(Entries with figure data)
+++
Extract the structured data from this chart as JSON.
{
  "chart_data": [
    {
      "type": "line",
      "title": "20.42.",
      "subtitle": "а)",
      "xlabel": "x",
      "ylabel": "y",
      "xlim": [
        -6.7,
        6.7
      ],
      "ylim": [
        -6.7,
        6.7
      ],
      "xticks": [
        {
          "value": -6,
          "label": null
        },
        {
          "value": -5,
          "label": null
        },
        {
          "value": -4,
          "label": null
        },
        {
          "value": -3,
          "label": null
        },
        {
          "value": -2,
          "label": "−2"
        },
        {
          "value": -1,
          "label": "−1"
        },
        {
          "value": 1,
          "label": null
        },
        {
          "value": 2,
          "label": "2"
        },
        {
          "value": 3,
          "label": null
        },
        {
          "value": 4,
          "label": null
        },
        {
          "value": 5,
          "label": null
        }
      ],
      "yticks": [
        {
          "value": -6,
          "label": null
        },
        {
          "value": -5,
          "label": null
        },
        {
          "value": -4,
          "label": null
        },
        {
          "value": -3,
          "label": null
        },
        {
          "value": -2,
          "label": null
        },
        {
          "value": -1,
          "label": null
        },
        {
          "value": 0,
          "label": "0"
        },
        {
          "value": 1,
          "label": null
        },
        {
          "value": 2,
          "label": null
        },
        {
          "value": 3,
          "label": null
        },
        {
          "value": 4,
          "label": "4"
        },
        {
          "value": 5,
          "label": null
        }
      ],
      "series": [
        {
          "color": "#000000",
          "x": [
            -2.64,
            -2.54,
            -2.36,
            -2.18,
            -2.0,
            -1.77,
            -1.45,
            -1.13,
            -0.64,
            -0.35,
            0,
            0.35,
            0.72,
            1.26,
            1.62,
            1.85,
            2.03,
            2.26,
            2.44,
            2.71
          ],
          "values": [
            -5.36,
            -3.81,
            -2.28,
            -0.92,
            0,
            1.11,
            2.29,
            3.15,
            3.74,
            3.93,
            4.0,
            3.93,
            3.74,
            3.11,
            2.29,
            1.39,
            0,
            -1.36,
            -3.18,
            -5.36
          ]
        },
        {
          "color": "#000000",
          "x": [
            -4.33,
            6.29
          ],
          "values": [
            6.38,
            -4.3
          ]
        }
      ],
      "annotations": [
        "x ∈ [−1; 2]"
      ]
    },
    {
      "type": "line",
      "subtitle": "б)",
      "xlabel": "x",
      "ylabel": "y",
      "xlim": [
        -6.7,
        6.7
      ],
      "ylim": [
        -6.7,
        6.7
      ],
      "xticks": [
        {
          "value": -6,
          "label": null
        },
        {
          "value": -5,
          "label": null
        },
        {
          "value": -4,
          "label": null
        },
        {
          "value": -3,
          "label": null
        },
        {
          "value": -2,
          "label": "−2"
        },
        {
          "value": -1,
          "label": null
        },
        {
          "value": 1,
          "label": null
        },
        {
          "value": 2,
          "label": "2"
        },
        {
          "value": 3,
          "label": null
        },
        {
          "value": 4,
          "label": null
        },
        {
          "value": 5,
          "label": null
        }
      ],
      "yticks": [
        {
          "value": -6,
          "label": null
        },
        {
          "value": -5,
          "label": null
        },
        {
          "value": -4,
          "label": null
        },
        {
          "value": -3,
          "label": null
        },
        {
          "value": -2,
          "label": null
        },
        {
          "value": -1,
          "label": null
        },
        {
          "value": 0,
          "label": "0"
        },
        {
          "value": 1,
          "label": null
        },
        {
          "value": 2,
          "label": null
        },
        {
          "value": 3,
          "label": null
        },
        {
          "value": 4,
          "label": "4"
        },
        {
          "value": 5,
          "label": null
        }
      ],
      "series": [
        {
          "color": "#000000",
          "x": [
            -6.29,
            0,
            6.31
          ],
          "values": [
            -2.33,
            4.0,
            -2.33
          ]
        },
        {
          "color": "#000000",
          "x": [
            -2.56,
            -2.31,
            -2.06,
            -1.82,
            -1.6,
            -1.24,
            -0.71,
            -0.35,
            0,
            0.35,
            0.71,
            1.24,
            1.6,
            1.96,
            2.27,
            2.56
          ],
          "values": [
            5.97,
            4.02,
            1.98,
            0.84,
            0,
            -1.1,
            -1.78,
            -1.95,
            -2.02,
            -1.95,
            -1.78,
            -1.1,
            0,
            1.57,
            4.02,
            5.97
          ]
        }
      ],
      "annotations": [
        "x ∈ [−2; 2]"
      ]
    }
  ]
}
+++
### [Written request]
In this exercise, repeat all entries exactly.

### [Answer to the exercise]
Extract the structured data from this chart as JSON.
{
  "chart_data": [
    {
      "type": "line",
      "title": "20.42.",
      "subtitle": "а)",
      "xlabel": "x",
      "ylabel": "y",
      "xlim": [
        -6.7,
        6.7
      ],
      "ylim": [
        -6.7,
        6.7
      ],
      "xticks": [
        {
          "value": -6,
          "label": null
        },
        {
          "value": -5,
          "label": null
        },
        {
          "value": -4,
          "label": null
        },
        {
          "value": -3,
          "label": null
        },
        {
          "value": -2,
          "label": "−2"
        },
        {
          "value": -1,
          "label": "−1"
        },
        {
          "value": 1,
          "label": null
        },
        {
          "value": 2,
          "label": "2"
        },
        {
          "value": 3,
          "label": null
        },
        {
          "value": 4,
          "label": null
        },
        {
          "value": 5,
          "label": null
        }
      ],
      "yticks": [
        {
          "value": -6,
          "label": null
        },
        {
          "value": -5,
          "label": null
        },
        {
          "value": -4,
          "label": null
        },
        {
          "value": -3,
          "label": null
        },
        {
          "value": -2,
          "label": null
        },
        {
          "value": -1,
          "label": null
        },
        {
          "value": 0,
          "label": "0"
        },
        {
          "value": 1,
          "label": null
        },
        {
          "value": 2,
          "label": null
        },
        {
          "value": 3,
          "label": null
        },
        {
          "value": 4,
          "label": "4"
        },
        {
          "value": 5,
          "label": null
        }
      ],
      "series": [
        {
          "color": "#000000",
          "x": [
            -2.64,
            -2.54,
            -2.36,
            -2.18,
            -2.0,
            -1.77,
            -1.45,
            -1.13,
            -0.64,
            -0.35,
            0,
            0.35,
            0.72,
            1.26,
            1.62,
            1.85,
            2.03,
            2.26,
            2.44,
            2.71
          ],
          "values": [
            -5.36,
            -3.81,
            -2.28,
            -0.92,
            0,
            1.11,
            2.29,
            3.15,
            3.74,
            3.93,
            4.0,
            3.93,
            3.74,
            3.11,
            2.29,
            1.39,
            0,
            -1.36,
            -3.18,
            -5.36
          ]
        },
        {
          "color": "#000000",
          "x": [
            -4.33,
            6.29
          ],
          "values": [
            6.38,
            -4.3
          ]
        }
      ],
      "annotations": [
        "x ∈ [−1; 2]"
      ]
    },
    {
      "type": "line",
      "subtitle": "б)",
      "xlabel": "x",
      "ylabel": "y",
      "xlim": [
        -6.7,
        6.7
      ],
      "ylim": [
        -6.7,
        6.7
      ],
      "xticks": [
        {
          "value": -6,
          "label": null
        },
        {
          "value": -5,
          "label": null
        },
        {
          "value": -4,
          "label": null
        },
        {
          "value": -3,
          "label": null
        },
        {
          "value": -2,
          "label": "−2"
        },
        {
          "value": -1,
          "label": null
        },
        {
          "value": 1,
          "label": null
        },
        {
          "value": 2,
          "label": "2"
        },
        {
          "value": 3,
          "label": null
        },
        {
          "value": 4,
          "label": null
        },
        {
          "value": 5,
          "label": null
        }
      ],
      "yticks": [
        {
          "value": -6,
          "label": null
        },
        {
          "value": -5,
          "label": null
        },
        {
          "value": -4,
          "label": null
        },
        {
          "value": -3,
          "label": null
        },
        {
          "value": -2,
          "label": null
        },
        {
          "value": -1,
          "label": null
        },
        {
          "value": 0,
          "label": "0"
        },
        {
          "value": 1,
          "label": null
        },
        {
          "value": 2,
          "label": null
        },
        {
          "value": 3,
          "label": null
        },
        {
          "value": 4,
          "label": "4"
        },
        {
          "value": 5,
          "label": null
        }
      ],
      "series": [
        {
          "color": "#000000",
          "x": [
            -6.29,
            0,
            6.31
          ],
          "values": [
            -2.33,
            4.0,
            -2.33
          ]
        },
        {
          "color": "#000000",
          "x": [
            -2.56,
            -2.31,
            -2.06,
            -1.82,
            -1.6,
            -1.24,
            -0.71,
            -0.35,
            0,
            0.35,
            0.71,
            1.24,
            1.6,
            1.96,
            2.27,
            2.56
          ],
          "values": [
            5.97,
            4.02,
            1.98,
            0.84,
            0,
            -1.1,
            -1.78,
            -1.95,
            -2.02,
            -1.95,
            -1.78,
            -1.1,
            0,
            1.57,
            4.02,
            5.97
          ]
        }
      ],
      "annotations": [
        "x ∈ [−2; 2]"
      ]
    }
  ]
}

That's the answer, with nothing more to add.